__SET TASK__:
Spot each line that carries the word "горячее"; copy those lines.

(Data records)
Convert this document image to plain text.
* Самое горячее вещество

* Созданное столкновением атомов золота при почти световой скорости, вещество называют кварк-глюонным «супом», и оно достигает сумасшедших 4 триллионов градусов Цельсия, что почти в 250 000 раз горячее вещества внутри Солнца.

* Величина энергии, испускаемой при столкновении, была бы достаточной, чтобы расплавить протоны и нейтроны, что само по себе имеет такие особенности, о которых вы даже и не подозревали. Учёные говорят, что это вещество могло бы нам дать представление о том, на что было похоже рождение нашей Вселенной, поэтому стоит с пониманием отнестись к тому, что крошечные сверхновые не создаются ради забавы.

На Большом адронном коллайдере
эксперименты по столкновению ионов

--

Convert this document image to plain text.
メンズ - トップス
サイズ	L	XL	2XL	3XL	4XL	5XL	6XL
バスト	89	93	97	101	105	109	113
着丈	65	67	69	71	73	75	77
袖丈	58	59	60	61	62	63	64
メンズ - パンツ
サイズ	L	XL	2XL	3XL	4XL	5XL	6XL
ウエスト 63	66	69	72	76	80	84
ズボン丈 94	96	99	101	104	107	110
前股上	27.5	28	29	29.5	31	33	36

__SOLUTION BELOW__:
* Самое горячее вещество
* Созданное столкновением атомов золота при почти световой скорости, вещество называют кварк-глюонным «супом», и оно достигает сумасшедших 4 триллионов градусов Цельсия, что почти в 250 000 раз горячее вещества внутри Солнца.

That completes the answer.